• EXERCISE INSTRUCTIONS: Repeat exactly each line of the data provided below.

[Items from a figure collection]
◆ ◆ ◆ ◆ ◆

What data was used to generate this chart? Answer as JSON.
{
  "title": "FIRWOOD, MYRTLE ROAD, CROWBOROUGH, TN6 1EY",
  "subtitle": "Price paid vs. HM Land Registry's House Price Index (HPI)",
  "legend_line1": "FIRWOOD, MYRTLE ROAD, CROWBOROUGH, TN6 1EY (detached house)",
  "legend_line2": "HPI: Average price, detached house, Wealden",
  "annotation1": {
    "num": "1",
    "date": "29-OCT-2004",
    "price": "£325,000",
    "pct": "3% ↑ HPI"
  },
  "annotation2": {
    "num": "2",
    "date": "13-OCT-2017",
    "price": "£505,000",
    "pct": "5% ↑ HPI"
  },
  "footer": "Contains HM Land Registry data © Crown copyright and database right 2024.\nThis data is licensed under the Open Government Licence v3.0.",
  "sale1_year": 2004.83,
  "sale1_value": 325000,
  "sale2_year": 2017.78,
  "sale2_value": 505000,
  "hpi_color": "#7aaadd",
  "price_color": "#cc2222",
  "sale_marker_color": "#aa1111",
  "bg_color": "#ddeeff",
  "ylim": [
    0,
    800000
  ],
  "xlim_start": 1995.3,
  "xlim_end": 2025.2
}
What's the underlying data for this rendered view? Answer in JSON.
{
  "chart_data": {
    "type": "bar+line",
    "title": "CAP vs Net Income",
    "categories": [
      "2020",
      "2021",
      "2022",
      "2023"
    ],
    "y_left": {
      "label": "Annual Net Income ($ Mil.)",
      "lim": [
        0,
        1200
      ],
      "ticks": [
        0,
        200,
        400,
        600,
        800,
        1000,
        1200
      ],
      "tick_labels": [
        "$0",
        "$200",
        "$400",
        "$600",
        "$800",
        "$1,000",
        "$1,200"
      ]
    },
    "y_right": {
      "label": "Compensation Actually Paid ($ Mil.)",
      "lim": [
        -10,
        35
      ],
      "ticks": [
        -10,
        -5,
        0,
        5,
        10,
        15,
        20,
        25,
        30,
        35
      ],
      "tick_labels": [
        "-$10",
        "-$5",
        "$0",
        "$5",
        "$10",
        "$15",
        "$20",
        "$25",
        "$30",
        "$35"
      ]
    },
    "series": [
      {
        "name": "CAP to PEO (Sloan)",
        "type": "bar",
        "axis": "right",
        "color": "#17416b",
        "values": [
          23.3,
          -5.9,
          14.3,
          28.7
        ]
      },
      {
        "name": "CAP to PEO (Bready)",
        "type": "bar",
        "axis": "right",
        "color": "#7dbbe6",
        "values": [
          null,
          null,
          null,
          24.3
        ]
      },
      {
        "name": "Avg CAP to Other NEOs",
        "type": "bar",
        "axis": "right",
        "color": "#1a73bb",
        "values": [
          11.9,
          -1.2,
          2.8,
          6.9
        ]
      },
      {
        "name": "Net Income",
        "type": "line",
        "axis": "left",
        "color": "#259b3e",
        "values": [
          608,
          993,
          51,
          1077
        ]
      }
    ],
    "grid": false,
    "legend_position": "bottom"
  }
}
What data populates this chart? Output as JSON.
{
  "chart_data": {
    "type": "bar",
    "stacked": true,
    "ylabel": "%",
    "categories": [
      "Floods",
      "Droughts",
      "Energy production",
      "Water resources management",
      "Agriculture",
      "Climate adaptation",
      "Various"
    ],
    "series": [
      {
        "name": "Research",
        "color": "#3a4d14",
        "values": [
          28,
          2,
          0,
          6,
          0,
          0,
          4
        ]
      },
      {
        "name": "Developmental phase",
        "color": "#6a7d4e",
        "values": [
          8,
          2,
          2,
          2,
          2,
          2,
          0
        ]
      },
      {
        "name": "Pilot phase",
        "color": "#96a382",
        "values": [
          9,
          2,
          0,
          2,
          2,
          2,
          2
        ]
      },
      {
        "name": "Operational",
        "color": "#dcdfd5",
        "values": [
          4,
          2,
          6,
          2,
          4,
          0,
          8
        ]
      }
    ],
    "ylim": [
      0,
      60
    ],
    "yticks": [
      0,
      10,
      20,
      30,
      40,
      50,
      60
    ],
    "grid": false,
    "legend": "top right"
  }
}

◆ ◆ ◆ ◆ ◆

• ANSWER TO THE EXERCISE:
What data was used to generate this chart? Answer as JSON.
{
  "title": "FIRWOOD, MYRTLE ROAD, CROWBOROUGH, TN6 1EY",
  "subtitle": "Price paid vs. HM Land Registry's House Price Index (HPI)",
  "legend_line1": "FIRWOOD, MYRTLE ROAD, CROWBOROUGH, TN6 1EY (detached house)",
  "legend_line2": "HPI: Average price, detached house, Wealden",
  "annotation1": {
    "num": "1",
    "date": "29-OCT-2004",
    "price": "£325,000",
    "pct": "3% ↑ HPI"
  },
  "annotation2": {
    "num": "2",
    "date": "13-OCT-2017",
    "price": "£505,000",
    "pct": "5% ↑ HPI"
  },
  "footer": "Contains HM Land Registry data © Crown copyright and database right 2024.\nThis data is licensed under the Open Government Licence v3.0.",
  "sale1_year": 2004.83,
  "sale1_value": 325000,
  "sale2_year": 2017.78,
  "sale2_value": 505000,
  "hpi_color": "#7aaadd",
  "price_color": "#cc2222",
  "sale_marker_color": "#aa1111",
  "bg_color": "#ddeeff",
  "ylim": [
    0,
    800000
  ],
  "xlim_start": 1995.3,
  "xlim_end": 2025.2
}
What's the underlying data for this rendered view? Answer in JSON.
{
  "chart_data": {
    "type": "bar+line",
    "title": "CAP vs Net Income",
    "categories": [
      "2020",
      "2021",
      "2022",
      "2023"
    ],
    "y_left": {
      "label": "Annual Net Income ($ Mil.)",
      "lim": [
        0,
        1200
      ],
      "ticks": [
        0,
        200,
        400,
        600,
        800,
        1000,
        1200
      ],
      "tick_labels": [
        "$0",
        "$200",
        "$400",
        "$600",
        "$800",
        "$1,000",
        "$1,200"
      ]
    },
    "y_right": {
      "label": "Compensation Actually Paid ($ Mil.)",
      "lim": [
        -10,
        35
      ],
      "ticks": [
        -10,
        -5,
        0,
        5,
        10,
        15,
        20,
        25,
        30,
        35
      ],
      "tick_labels": [
        "-$10",
        "-$5",
        "$0",
        "$5",
        "$10",
        "$15",
        "$20",
        "$25",
        "$30",
        "$35"
      ]
    },
    "series": [
      {
        "name": "CAP to PEO (Sloan)",
        "type": "bar",
        "axis": "right",
        "color": "#17416b",
        "values": [
          23.3,
          -5.9,
          14.3,
          28.7
        ]
      },
      {
        "name": "CAP to PEO (Bready)",
        "type": "bar",
        "axis": "right",
        "color": "#7dbbe6",
        "values": [
          null,
          null,
          null,
          24.3
        ]
      },
      {
        "name": "Avg CAP to Other NEOs",
        "type": "bar",
        "axis": "right",
        "color": "#1a73bb",
        "values": [
          11.9,
          -1.2,
          2.8,
          6.9
        ]
      },
      {
        "name": "Net Income",
        "type": "line",
        "axis": "left",
        "color": "#259b3e",
        "values": [
          608,
          993,
          51,
          1077
        ]
      }
    ],
    "grid": false,
    "legend_position": "bottom"
  }
}
What data populates this chart? Output as JSON.
{
  "chart_data": {
    "type": "bar",
    "stacked": true,
    "ylabel": "%",
    "categories": [
      "Floods",
      "Droughts",
      "Energy production",
      "Water resources management",
      "Agriculture",
      "Climate adaptation",
      "Various"
    ],
    "series": [
      {
        "name": "Research",
        "color": "#3a4d14",
        "values": [
          28,
          2,
          0,
          6,
          0,
          0,
          4
        ]
      },
      {
        "name": "Developmental phase",
        "color": "#6a7d4e",
        "values": [
          8,
          2,
          2,
          2,
          2,
          2,
          0
        ]
      },
      {
        "name": "Pilot phase",
        "color": "#96a382",
        "values": [
          9,
          2,
          0,
          2,
          2,
          2,
          2
        ]
      },
      {
        "name": "Operational",
        "color": "#dcdfd5",
        "values": [
          4,
          2,
          6,
          2,
          4,
          0,
          8
        ]
      }
    ],
    "ylim": [
      0,
      60
    ],
    "yticks": [
      0,
      10,
      20,
      30,
      40,
      50,
      60
    ],
    "grid": false,
    "legend": "top right"
  }
}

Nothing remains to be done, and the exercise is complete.